§ **Stated exercise**
Without altering anything, output the material below.

— Start —

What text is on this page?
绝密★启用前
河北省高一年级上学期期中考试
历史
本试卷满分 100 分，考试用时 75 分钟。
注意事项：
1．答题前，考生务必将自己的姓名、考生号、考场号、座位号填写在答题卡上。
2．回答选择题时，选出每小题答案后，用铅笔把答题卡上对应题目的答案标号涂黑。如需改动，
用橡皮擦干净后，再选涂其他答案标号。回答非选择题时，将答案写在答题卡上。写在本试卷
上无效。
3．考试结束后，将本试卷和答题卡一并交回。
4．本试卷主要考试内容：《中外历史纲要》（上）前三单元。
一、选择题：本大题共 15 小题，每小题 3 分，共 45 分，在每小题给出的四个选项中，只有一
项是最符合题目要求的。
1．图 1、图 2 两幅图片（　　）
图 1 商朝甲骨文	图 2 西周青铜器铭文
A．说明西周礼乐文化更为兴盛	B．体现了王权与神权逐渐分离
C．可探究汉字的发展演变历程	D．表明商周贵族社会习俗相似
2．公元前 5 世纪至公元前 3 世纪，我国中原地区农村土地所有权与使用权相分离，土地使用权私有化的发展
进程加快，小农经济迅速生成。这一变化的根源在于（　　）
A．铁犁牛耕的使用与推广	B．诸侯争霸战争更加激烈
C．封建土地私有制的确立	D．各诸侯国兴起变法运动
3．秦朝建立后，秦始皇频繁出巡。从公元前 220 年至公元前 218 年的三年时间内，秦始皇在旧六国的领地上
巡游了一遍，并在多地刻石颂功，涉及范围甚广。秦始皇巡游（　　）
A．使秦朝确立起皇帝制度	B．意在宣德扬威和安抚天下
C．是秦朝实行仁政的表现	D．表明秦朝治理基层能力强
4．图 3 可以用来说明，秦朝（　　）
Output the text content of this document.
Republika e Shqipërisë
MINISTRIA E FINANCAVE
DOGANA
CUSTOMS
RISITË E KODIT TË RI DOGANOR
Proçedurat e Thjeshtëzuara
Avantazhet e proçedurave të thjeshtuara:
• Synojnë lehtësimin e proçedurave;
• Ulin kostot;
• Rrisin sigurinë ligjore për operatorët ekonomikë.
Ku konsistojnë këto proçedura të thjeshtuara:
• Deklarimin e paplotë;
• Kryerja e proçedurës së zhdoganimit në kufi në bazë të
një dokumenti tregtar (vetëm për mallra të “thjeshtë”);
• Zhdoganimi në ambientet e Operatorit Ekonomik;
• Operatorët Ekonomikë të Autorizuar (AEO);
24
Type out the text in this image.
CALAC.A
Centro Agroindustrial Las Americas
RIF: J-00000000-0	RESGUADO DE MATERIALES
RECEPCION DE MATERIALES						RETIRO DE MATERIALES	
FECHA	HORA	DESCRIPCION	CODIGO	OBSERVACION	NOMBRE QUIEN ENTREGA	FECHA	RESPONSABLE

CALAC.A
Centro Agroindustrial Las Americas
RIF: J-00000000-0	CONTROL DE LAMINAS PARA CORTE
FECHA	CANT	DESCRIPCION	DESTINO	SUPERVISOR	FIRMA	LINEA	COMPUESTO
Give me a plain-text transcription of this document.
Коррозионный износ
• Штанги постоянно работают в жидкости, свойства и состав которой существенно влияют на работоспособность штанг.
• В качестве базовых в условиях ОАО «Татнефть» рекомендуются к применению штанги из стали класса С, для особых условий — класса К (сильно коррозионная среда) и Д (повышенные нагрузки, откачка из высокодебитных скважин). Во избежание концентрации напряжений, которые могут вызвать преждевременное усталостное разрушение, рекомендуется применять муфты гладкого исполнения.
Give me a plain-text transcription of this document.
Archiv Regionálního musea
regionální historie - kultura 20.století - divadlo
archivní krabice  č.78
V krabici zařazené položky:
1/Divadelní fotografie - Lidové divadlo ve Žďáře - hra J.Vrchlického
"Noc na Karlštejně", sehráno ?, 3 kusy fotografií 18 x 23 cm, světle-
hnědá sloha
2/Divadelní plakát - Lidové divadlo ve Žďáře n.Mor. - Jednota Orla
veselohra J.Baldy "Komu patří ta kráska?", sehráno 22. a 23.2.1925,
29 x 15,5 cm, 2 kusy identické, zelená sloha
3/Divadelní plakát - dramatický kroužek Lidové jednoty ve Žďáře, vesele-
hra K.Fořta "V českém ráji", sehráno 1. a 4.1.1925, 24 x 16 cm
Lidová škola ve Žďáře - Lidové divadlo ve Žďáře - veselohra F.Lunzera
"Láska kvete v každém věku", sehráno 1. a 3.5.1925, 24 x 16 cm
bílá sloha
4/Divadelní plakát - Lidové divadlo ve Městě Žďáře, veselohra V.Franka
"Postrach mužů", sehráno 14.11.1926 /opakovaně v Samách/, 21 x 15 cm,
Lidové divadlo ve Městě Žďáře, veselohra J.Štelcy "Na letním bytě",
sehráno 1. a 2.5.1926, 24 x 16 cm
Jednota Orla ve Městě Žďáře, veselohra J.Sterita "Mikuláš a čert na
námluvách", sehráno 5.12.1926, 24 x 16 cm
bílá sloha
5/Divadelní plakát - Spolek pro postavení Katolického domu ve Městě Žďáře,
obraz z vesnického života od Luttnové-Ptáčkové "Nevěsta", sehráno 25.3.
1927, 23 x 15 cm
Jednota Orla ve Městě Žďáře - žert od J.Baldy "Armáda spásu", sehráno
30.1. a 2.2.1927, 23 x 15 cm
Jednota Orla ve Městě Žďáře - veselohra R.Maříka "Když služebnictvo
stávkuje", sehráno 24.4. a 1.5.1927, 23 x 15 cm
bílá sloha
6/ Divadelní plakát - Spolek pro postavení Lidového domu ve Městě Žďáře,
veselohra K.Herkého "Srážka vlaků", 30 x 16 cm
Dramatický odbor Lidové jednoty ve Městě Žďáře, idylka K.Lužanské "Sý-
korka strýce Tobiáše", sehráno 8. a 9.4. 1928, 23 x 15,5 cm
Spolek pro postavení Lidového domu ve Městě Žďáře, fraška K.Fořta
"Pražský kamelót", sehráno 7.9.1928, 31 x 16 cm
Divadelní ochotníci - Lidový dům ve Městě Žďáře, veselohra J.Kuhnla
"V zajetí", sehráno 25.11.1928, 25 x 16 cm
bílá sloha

— End —

§ **Correct output**
What text is on this page?
绝密★启用前
河北省高一年级上学期期中考试
历史
本试卷满分 100 分，考试用时 75 分钟。
注意事项：
1．答题前，考生务必将自己的姓名、考生号、考场号、座位号填写在答题卡上。
2．回答选择题时，选出每小题答案后，用铅笔把答题卡上对应题目的答案标号涂黑。如需改动，
用橡皮擦干净后，再选涂其他答案标号。回答非选择题时，将答案写在答题卡上。写在本试卷
上无效。
3．考试结束后，将本试卷和答题卡一并交回。
4．本试卷主要考试内容：《中外历史纲要》（上）前三单元。
一、选择题：本大题共 15 小题，每小题 3 分，共 45 分，在每小题给出的四个选项中，只有一
项是最符合题目要求的。
1．图 1、图 2 两幅图片（　　）
图 1 商朝甲骨文	图 2 西周青铜器铭文
A．说明西周礼乐文化更为兴盛	B．体现了王权与神权逐渐分离
C．可探究汉字的发展演变历程	D．表明商周贵族社会习俗相似
2．公元前 5 世纪至公元前 3 世纪，我国中原地区农村土地所有权与使用权相分离，土地使用权私有化的发展
进程加快，小农经济迅速生成。这一变化的根源在于（　　）
A．铁犁牛耕的使用与推广	B．诸侯争霸战争更加激烈
C．封建土地私有制的确立	D．各诸侯国兴起变法运动
3．秦朝建立后，秦始皇频繁出巡。从公元前 220 年至公元前 218 年的三年时间内，秦始皇在旧六国的领地上
巡游了一遍，并在多地刻石颂功，涉及范围甚广。秦始皇巡游（　　）
A．使秦朝确立起皇帝制度	B．意在宣德扬威和安抚天下
C．是秦朝实行仁政的表现	D．表明秦朝治理基层能力强
4．图 3 可以用来说明，秦朝（　　）
Output the text content of this document.
Republika e Shqipërisë
MINISTRIA E FINANCAVE
DOGANA
CUSTOMS
RISITË E KODIT TË RI DOGANOR
Proçedurat e Thjeshtëzuara
Avantazhet e proçedurave të thjeshtuara:
• Synojnë lehtësimin e proçedurave;
• Ulin kostot;
• Rrisin sigurinë ligjore për operatorët ekonomikë.
Ku konsistojnë këto proçedura të thjeshtuara:
• Deklarimin e paplotë;
• Kryerja e proçedurës së zhdoganimit në kufi në bazë të
një dokumenti tregtar (vetëm për mallra të “thjeshtë”);
• Zhdoganimi në ambientet e Operatorit Ekonomik;
• Operatorët Ekonomikë të Autorizuar (AEO);
24
Type out the text in this image.
CALAC.A
Centro Agroindustrial Las Americas
RIF: J-00000000-0	RESGUADO DE MATERIALES
RECEPCION DE MATERIALES						RETIRO DE MATERIALES	
FECHA	HORA	DESCRIPCION	CODIGO	OBSERVACION	NOMBRE QUIEN ENTREGA	FECHA	RESPONSABLE

CALAC.A
Centro Agroindustrial Las Americas
RIF: J-00000000-0	CONTROL DE LAMINAS PARA CORTE
FECHA	CANT	DESCRIPCION	DESTINO	SUPERVISOR	FIRMA	LINEA	COMPUESTO
Give me a plain-text transcription of this document.
Коррозионный износ
• Штанги постоянно работают в жидкости, свойства и состав которой существенно влияют на работоспособность штанг.
• В качестве базовых в условиях ОАО «Татнефть» рекомендуются к применению штанги из стали класса С, для особых условий — класса К (сильно коррозионная среда) и Д (повышенные нагрузки, откачка из высокодебитных скважин). Во избежание концентрации напряжений, которые могут вызвать преждевременное усталостное разрушение, рекомендуется применять муфты гладкого исполнения.
Give me a plain-text transcription of this document.
Archiv Regionálního musea
regionální historie - kultura 20.století - divadlo
archivní krabice  č.78
V krabici zařazené položky:
1/Divadelní fotografie - Lidové divadlo ve Žďáře - hra J.Vrchlického
"Noc na Karlštejně", sehráno ?, 3 kusy fotografií 18 x 23 cm, světle-
hnědá sloha
2/Divadelní plakát - Lidové divadlo ve Žďáře n.Mor. - Jednota Orla
veselohra J.Baldy "Komu patří ta kráska?", sehráno 22. a 23.2.1925,
29 x 15,5 cm, 2 kusy identické, zelená sloha
3/Divadelní plakát - dramatický kroužek Lidové jednoty ve Žďáře, vesele-
hra K.Fořta "V českém ráji", sehráno 1. a 4.1.1925, 24 x 16 cm
Lidová škola ve Žďáře - Lidové divadlo ve Žďáře - veselohra F.Lunzera
"Láska kvete v každém věku", sehráno 1. a 3.5.1925, 24 x 16 cm
bílá sloha
4/Divadelní plakát - Lidové divadlo ve Městě Žďáře, veselohra V.Franka
"Postrach mužů", sehráno 14.11.1926 /opakovaně v Samách/, 21 x 15 cm,
Lidové divadlo ve Městě Žďáře, veselohra J.Štelcy "Na letním bytě",
sehráno 1. a 2.5.1926, 24 x 16 cm
Jednota Orla ve Městě Žďáře, veselohra J.Sterita "Mikuláš a čert na
námluvách", sehráno 5.12.1926, 24 x 16 cm
bílá sloha
5/Divadelní plakát - Spolek pro postavení Katolického domu ve Městě Žďáře,
obraz z vesnického života od Luttnové-Ptáčkové "Nevěsta", sehráno 25.3.
1927, 23 x 15 cm
Jednota Orla ve Městě Žďáře - žert od J.Baldy "Armáda spásu", sehráno
30.1. a 2.2.1927, 23 x 15 cm
Jednota Orla ve Městě Žďáře - veselohra R.Maříka "Když služebnictvo
stávkuje", sehráno 24.4. a 1.5.1927, 23 x 15 cm
bílá sloha
6/ Divadelní plakát - Spolek pro postavení Lidového domu ve Městě Žďáře,
veselohra K.Herkého "Srážka vlaků", 30 x 16 cm
Dramatický odbor Lidové jednoty ve Městě Žďáře, idylka K.Lužanské "Sý-
korka strýce Tobiáše", sehráno 8. a 9.4. 1928, 23 x 15,5 cm
Spolek pro postavení Lidového domu ve Městě Žďáře, fraška K.Fořta
"Pražský kamelót", sehráno 7.9.1928, 31 x 16 cm
Divadelní ochotníci - Lidový dům ve Městě Žďáře, veselohra J.Kuhnla
"V zajetí", sehráno 25.11.1928, 25 x 16 cm
bílá sloha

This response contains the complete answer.